Repeat precisely, and only, the lines between the line containing "Read all visible content and emit it as JSON." and the end of the listing below, both ends included.

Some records
● ● ● ● ● ● ●

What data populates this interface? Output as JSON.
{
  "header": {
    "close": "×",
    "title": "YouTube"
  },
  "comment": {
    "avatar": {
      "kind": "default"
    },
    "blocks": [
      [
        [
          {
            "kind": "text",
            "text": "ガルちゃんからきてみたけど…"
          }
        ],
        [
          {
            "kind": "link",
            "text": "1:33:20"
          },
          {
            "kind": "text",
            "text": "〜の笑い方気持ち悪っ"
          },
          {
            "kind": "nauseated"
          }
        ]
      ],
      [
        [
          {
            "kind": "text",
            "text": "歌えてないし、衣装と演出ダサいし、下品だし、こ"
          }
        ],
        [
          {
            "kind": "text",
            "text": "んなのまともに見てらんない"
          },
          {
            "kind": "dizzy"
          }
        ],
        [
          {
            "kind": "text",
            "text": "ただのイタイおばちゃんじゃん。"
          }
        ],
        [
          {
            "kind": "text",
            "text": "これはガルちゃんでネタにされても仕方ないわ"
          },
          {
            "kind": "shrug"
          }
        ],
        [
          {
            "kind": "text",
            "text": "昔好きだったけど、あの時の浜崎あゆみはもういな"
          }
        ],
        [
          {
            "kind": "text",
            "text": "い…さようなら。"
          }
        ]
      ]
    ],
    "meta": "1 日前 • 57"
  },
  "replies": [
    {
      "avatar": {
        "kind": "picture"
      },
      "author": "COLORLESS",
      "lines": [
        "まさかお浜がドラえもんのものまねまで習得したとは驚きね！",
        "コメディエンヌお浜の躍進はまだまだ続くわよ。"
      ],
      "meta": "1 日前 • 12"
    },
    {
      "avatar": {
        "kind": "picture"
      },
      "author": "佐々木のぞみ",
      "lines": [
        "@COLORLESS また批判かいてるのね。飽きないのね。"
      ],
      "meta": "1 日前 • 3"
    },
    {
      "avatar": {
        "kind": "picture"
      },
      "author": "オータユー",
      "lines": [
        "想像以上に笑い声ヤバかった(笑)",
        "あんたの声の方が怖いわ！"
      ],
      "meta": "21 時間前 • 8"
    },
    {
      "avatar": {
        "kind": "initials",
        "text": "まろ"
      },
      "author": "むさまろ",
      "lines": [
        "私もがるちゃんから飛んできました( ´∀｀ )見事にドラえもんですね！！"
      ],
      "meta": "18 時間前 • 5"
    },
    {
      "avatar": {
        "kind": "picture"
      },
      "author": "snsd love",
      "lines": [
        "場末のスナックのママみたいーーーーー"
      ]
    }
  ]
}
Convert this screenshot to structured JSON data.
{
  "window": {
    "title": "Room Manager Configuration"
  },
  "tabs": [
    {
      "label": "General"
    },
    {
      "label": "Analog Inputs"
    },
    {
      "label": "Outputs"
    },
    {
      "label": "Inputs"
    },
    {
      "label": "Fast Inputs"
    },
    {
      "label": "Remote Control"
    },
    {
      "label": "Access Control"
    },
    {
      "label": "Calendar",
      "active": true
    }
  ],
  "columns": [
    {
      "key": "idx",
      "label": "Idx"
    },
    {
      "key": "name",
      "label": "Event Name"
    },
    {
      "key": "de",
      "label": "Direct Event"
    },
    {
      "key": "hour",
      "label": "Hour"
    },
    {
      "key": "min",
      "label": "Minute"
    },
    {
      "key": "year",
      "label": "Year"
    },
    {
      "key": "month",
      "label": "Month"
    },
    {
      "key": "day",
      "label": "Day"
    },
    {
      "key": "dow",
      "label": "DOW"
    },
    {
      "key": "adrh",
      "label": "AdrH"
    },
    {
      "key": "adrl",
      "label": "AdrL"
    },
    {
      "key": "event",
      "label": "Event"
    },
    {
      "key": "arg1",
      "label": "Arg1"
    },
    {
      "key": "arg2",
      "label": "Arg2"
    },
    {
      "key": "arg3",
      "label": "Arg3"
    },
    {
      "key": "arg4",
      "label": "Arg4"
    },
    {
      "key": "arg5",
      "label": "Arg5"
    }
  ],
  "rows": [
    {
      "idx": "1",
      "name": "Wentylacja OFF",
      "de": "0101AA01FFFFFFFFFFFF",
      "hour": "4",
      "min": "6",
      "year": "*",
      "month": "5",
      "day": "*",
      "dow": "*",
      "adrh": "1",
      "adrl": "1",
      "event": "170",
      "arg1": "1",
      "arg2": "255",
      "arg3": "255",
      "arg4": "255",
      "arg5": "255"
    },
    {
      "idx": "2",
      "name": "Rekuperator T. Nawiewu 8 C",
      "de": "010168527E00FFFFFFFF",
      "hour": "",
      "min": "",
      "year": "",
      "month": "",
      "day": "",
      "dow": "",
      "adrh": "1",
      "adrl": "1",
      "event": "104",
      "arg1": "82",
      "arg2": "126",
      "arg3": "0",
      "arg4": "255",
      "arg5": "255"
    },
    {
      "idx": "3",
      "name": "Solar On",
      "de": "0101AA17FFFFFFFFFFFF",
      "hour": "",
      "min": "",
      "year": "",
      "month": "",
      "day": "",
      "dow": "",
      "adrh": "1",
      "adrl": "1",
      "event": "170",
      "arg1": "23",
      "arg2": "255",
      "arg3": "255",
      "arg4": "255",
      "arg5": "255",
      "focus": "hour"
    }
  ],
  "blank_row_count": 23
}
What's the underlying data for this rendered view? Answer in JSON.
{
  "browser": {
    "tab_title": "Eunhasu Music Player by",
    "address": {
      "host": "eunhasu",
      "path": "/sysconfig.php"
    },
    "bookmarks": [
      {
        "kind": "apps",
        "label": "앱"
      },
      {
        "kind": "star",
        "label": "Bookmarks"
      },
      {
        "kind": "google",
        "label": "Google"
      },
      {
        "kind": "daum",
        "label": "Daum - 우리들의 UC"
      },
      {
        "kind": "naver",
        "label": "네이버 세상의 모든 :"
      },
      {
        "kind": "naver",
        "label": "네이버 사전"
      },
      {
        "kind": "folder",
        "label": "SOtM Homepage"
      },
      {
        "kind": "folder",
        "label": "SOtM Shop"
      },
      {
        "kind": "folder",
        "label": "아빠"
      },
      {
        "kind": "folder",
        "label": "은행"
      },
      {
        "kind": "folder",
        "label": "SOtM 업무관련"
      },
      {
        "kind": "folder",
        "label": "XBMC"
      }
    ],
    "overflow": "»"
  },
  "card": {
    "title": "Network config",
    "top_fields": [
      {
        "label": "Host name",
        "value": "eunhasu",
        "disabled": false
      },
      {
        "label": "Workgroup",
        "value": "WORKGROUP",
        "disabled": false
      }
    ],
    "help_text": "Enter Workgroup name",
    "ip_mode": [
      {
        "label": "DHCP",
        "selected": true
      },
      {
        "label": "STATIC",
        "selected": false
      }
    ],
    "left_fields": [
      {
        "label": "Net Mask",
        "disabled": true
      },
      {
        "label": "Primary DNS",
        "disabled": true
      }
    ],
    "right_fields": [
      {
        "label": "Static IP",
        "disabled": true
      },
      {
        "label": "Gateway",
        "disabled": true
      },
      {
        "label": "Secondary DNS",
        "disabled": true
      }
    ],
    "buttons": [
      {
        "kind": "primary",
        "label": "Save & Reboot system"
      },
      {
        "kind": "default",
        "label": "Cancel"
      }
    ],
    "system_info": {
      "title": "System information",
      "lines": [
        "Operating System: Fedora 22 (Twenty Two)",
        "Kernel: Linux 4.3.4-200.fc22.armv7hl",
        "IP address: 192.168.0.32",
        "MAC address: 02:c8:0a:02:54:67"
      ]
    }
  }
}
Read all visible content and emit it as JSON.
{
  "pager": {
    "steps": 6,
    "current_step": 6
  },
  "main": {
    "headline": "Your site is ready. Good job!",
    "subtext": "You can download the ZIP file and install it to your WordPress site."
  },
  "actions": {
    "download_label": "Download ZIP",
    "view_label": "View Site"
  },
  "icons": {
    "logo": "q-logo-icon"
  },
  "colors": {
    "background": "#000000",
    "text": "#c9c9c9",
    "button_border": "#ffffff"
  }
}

● ● ● ● ● ● ●

## FINAL ANSWER
Read all visible content and emit it as JSON.
{
  "pager": {
    "steps": 6,
    "current_step": 6
  },
  "main": {
    "headline": "Your site is ready. Good job!",
    "subtext": "You can download the ZIP file and install it to your WordPress site."
  },
  "actions": {
    "download_label": "Download ZIP",
    "view_label": "View Site"
  },
  "icons": {
    "logo": "q-logo-icon"
  },
  "colors": {
    "background": "#000000",
    "text": "#c9c9c9",
    "button_border": "#ffffff"
  }
}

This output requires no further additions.